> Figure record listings
......

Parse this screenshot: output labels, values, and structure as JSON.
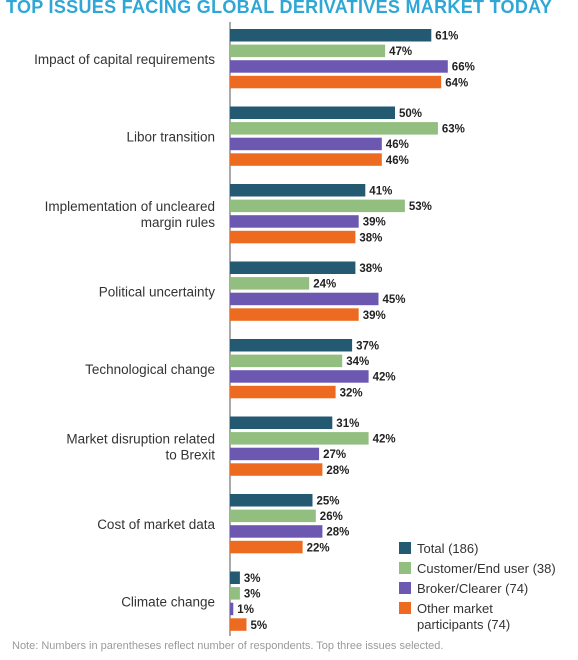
{
  "chart_data": {
    "type": "bar",
    "orientation": "horizontal",
    "title": "TOP ISSUES FACING GLOBAL DERIVATIVES MARKET TODAY",
    "value_suffix": "%",
    "categories": [
      [
        "Impact of capital requirements"
      ],
      [
        "Libor transition"
      ],
      [
        "Implementation of uncleared",
        "margin rules"
      ],
      [
        "Political uncertainty"
      ],
      [
        "Technological change"
      ],
      [
        "Market disruption related",
        "to Brexit"
      ],
      [
        "Cost of market data"
      ],
      [
        "Climate change"
      ]
    ],
    "series": [
      {
        "name": [
          "Total (186)"
        ],
        "color": "#235a72",
        "values": [
          61,
          50,
          41,
          38,
          37,
          31,
          25,
          3
        ]
      },
      {
        "name": [
          "Customer/End user (38)"
        ],
        "color": "#92bf80",
        "values": [
          47,
          63,
          53,
          24,
          34,
          42,
          26,
          3
        ]
      },
      {
        "name": [
          "Broker/Clearer (74)"
        ],
        "color": "#6c58b0",
        "values": [
          66,
          46,
          39,
          45,
          42,
          27,
          28,
          1
        ]
      },
      {
        "name": [
          "Other market",
          "participants (74)"
        ],
        "color": "#ec6b20",
        "values": [
          64,
          46,
          38,
          39,
          32,
          28,
          22,
          5
        ]
      }
    ],
    "legend": "lower-right",
    "grid": false
  },
  "note": "Note: Numbers in parentheses reflect number of respondents. Top three issues selected."
}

......

> Problem to work on
Reproduce each line of the material containing the word "color".

> Answer in full
        "color": "#235a72",
        "color": "#92bf80",
        "color": "#6c58b0",
        "color": "#ec6b20",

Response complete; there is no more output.